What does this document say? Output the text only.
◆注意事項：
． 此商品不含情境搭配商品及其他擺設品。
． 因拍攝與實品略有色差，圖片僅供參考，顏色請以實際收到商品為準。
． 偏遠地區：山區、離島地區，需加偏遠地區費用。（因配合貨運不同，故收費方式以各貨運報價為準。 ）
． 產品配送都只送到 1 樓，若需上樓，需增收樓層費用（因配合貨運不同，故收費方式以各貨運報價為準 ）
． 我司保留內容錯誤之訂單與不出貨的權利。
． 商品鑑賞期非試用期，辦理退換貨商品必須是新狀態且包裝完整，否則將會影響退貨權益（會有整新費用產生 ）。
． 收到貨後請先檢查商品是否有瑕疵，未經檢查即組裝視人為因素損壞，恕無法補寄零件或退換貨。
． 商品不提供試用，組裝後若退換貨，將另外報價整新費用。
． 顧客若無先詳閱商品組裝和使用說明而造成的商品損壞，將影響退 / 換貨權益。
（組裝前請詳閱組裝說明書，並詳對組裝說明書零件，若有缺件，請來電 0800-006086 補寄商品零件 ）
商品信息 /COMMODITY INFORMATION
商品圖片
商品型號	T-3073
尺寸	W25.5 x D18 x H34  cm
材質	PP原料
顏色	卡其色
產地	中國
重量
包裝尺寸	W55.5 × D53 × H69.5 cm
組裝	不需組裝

....

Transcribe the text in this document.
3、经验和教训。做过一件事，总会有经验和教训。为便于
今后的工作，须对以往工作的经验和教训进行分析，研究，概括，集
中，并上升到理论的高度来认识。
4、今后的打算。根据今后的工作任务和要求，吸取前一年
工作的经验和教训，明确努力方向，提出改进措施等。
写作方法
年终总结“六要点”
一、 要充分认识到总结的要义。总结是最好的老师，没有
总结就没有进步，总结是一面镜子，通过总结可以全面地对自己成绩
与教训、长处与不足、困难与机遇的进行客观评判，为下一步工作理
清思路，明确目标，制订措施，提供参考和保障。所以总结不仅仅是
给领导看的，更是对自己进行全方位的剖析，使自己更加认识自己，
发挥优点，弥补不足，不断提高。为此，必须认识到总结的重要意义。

....

Objective:
Copy each line of the preceding data that contains the string "this".

Exercise output:
What does this document say? Output the text only.
Transcribe the text in this document.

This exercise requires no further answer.